* _Objective_
Print each of the entries exactly, leaving nothing out.

* _Dataset extract_

☆ ☆ ☆

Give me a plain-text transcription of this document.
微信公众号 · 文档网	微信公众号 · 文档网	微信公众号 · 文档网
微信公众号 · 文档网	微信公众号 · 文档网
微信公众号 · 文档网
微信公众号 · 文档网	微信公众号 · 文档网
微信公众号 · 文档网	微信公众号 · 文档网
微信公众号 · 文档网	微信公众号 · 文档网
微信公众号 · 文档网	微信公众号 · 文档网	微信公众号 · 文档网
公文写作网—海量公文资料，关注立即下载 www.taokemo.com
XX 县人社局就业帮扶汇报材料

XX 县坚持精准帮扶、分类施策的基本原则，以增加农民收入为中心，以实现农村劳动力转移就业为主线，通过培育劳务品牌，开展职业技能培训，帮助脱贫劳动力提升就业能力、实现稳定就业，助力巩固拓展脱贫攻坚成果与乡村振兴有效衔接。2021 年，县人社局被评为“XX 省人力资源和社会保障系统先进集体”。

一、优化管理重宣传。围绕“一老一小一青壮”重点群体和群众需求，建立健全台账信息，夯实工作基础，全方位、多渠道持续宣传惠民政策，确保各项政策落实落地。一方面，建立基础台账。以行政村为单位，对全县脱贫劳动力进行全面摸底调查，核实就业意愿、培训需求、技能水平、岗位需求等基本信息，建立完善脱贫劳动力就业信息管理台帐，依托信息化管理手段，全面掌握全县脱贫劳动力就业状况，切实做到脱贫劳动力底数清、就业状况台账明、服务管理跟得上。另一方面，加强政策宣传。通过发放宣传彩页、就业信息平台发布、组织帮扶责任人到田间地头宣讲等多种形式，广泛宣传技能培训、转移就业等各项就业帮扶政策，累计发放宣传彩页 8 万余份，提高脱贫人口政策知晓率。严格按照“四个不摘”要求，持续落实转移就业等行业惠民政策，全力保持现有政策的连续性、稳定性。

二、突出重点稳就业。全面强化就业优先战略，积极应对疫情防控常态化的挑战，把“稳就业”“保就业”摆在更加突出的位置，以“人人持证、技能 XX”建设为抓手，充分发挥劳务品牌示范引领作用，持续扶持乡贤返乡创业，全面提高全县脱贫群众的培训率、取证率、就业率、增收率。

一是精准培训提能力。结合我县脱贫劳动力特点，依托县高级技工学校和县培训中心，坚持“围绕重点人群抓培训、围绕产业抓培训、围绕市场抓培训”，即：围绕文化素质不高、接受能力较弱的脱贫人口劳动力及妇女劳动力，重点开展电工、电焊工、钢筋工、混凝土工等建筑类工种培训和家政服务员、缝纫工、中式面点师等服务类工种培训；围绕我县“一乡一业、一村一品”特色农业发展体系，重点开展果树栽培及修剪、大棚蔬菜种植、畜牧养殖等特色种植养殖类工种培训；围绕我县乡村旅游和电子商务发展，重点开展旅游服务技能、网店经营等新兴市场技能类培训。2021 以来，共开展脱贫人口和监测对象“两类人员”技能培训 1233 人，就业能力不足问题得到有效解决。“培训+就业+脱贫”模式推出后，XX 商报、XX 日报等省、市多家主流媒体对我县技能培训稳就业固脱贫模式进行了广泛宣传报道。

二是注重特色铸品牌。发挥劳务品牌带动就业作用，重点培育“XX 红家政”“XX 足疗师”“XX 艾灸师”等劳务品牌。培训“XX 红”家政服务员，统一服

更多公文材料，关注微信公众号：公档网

☆ ☆ ☆

* _Answer for this exercise_
Give me a plain-text transcription of this document.
微信公众号 · 文档网	微信公众号 · 文档网	微信公众号 · 文档网
微信公众号 · 文档网	微信公众号 · 文档网
微信公众号 · 文档网
微信公众号 · 文档网	微信公众号 · 文档网
微信公众号 · 文档网	微信公众号 · 文档网
微信公众号 · 文档网	微信公众号 · 文档网
微信公众号 · 文档网	微信公众号 · 文档网	微信公众号 · 文档网
公文写作网—海量公文资料，关注立即下载 www.taokemo.com
XX 县人社局就业帮扶汇报材料

XX 县坚持精准帮扶、分类施策的基本原则，以增加农民收入为中心，以实现农村劳动力转移就业为主线，通过培育劳务品牌，开展职业技能培训，帮助脱贫劳动力提升就业能力、实现稳定就业，助力巩固拓展脱贫攻坚成果与乡村振兴有效衔接。2021 年，县人社局被评为“XX 省人力资源和社会保障系统先进集体”。

一、优化管理重宣传。围绕“一老一小一青壮”重点群体和群众需求，建立健全台账信息，夯实工作基础，全方位、多渠道持续宣传惠民政策，确保各项政策落实落地。一方面，建立基础台账。以行政村为单位，对全县脱贫劳动力进行全面摸底调查，核实就业意愿、培训需求、技能水平、岗位需求等基本信息，建立完善脱贫劳动力就业信息管理台帐，依托信息化管理手段，全面掌握全县脱贫劳动力就业状况，切实做到脱贫劳动力底数清、就业状况台账明、服务管理跟得上。另一方面，加强政策宣传。通过发放宣传彩页、就业信息平台发布、组织帮扶责任人到田间地头宣讲等多种形式，广泛宣传技能培训、转移就业等各项就业帮扶政策，累计发放宣传彩页 8 万余份，提高脱贫人口政策知晓率。严格按照“四个不摘”要求，持续落实转移就业等行业惠民政策，全力保持现有政策的连续性、稳定性。

二、突出重点稳就业。全面强化就业优先战略，积极应对疫情防控常态化的挑战，把“稳就业”“保就业”摆在更加突出的位置，以“人人持证、技能 XX”建设为抓手，充分发挥劳务品牌示范引领作用，持续扶持乡贤返乡创业，全面提高全县脱贫群众的培训率、取证率、就业率、增收率。

一是精准培训提能力。结合我县脱贫劳动力特点，依托县高级技工学校和县培训中心，坚持“围绕重点人群抓培训、围绕产业抓培训、围绕市场抓培训”，即：围绕文化素质不高、接受能力较弱的脱贫人口劳动力及妇女劳动力，重点开展电工、电焊工、钢筋工、混凝土工等建筑类工种培训和家政服务员、缝纫工、中式面点师等服务类工种培训；围绕我县“一乡一业、一村一品”特色农业发展体系，重点开展果树栽培及修剪、大棚蔬菜种植、畜牧养殖等特色种植养殖类工种培训；围绕我县乡村旅游和电子商务发展，重点开展旅游服务技能、网店经营等新兴市场技能类培训。2021 以来，共开展脱贫人口和监测对象“两类人员”技能培训 1233 人，就业能力不足问题得到有效解决。“培训+就业+脱贫”模式推出后，XX 商报、XX 日报等省、市多家主流媒体对我县技能培训稳就业固脱贫模式进行了广泛宣传报道。

二是注重特色铸品牌。发挥劳务品牌带动就业作用，重点培育“XX 红家政”“XX 足疗师”“XX 艾灸师”等劳务品牌。培训“XX 红”家政服务员，统一服

更多公文材料，关注微信公众号：公档网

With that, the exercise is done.